(Texte à lire):
++++++++++++++++++++

Nous sommes arriuez dans vne certaine
conioncture d’affaires, qu’on ne peut
sans trahir sa Patrie, souffrir qu’on publie
des libelles qui sont comme autant
d’Apologies pour le Mazarin. Pour moy ie m’imagine
que le silence est criminel en cette rencontre,
& qu’on ne peut tollerer ce procedé sans se rendre
coupable. Ce n’est pas vn moindre crime, que
de renuerser auec insolence les images de nos Temples,
puis qu’à tout homme de bien la Pattie est vne
chose sacrée. Nous deuons tout à la Patrie ce dit vn
Ancien & le Poëte,

Amor Pariæ ratione valentior omni.

++++++++++++++++++++

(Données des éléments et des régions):
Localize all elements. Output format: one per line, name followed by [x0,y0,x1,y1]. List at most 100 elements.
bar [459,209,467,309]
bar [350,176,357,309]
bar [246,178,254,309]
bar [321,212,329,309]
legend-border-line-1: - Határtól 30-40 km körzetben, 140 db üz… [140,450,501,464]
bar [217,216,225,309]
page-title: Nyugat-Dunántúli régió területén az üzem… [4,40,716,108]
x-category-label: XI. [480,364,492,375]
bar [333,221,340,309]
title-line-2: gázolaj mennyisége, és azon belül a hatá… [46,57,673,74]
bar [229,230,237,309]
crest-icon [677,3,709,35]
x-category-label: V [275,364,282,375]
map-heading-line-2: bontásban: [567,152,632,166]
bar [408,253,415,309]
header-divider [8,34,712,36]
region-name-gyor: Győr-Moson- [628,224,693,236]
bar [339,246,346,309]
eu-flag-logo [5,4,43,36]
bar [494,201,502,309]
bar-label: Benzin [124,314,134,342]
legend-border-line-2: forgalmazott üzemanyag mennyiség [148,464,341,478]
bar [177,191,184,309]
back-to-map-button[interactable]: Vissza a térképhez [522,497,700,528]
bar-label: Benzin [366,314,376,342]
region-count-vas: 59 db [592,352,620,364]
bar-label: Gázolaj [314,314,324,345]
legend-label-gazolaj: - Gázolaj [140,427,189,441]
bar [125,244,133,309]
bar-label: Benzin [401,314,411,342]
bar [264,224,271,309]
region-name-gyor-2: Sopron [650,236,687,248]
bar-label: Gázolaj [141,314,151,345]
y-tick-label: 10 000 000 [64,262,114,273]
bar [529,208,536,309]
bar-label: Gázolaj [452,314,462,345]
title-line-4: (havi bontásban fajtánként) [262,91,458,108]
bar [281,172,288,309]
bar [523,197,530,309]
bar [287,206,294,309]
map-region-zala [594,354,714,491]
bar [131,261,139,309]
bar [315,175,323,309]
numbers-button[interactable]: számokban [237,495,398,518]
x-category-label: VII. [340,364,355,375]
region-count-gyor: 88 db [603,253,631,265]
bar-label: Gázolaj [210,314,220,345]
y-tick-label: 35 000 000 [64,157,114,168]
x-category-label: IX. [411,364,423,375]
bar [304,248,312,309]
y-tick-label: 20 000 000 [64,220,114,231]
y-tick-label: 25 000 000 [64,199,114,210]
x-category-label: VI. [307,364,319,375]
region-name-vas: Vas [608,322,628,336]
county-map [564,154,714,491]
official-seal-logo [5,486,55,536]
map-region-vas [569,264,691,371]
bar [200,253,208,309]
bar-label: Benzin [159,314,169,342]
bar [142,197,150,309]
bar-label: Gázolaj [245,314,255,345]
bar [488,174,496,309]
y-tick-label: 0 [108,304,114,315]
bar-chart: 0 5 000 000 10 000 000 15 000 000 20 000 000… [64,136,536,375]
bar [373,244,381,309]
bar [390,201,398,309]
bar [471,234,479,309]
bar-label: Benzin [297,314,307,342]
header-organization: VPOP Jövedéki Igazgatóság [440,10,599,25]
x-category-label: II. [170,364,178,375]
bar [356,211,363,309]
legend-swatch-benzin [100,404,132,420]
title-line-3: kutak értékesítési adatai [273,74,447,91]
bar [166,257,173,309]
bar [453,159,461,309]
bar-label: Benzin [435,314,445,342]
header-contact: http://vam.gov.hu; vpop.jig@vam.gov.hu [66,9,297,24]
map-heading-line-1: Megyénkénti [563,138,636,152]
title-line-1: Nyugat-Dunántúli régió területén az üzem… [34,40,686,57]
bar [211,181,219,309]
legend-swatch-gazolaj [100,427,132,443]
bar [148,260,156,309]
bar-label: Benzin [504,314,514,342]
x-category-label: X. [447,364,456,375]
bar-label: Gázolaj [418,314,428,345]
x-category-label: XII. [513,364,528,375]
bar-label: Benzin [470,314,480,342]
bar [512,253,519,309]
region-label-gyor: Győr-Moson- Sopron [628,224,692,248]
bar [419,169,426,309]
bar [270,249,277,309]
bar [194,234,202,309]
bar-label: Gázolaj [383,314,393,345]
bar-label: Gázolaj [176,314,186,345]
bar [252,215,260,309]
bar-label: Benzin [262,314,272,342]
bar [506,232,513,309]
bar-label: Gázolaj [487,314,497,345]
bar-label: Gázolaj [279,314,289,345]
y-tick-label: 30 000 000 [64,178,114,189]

++++++++++++++++++++

(Consigne): Transcrivez sans rien changer le passage du texte sur les libelles en faveur de Mazarin, en commençant par « Nous sommes arriuez » et en allant jusqu'à « ratione valentior omni. ».

(Réponse):
Nous sommes arriuez dans vne certaine
conioncture d’affaires, qu’on ne peut
sans trahir sa Patrie, souffrir qu’on publie
des libelles qui sont comme autant
d’Apologies pour le Mazarin. Pour moy ie m’imagine
que le silence est criminel en cette rencontre,
& qu’on ne peut tollerer ce procedé sans se rendre
coupable. Ce n’est pas vn moindre crime, que
de renuerser auec insolence les images de nos Temples,
puis qu’à tout homme de bien la Pattie est vne
chose sacrée. Nous deuons tout à la Patrie ce dit vn
Ancien & le Poëte,

Amor Pariæ ratione valentior omni.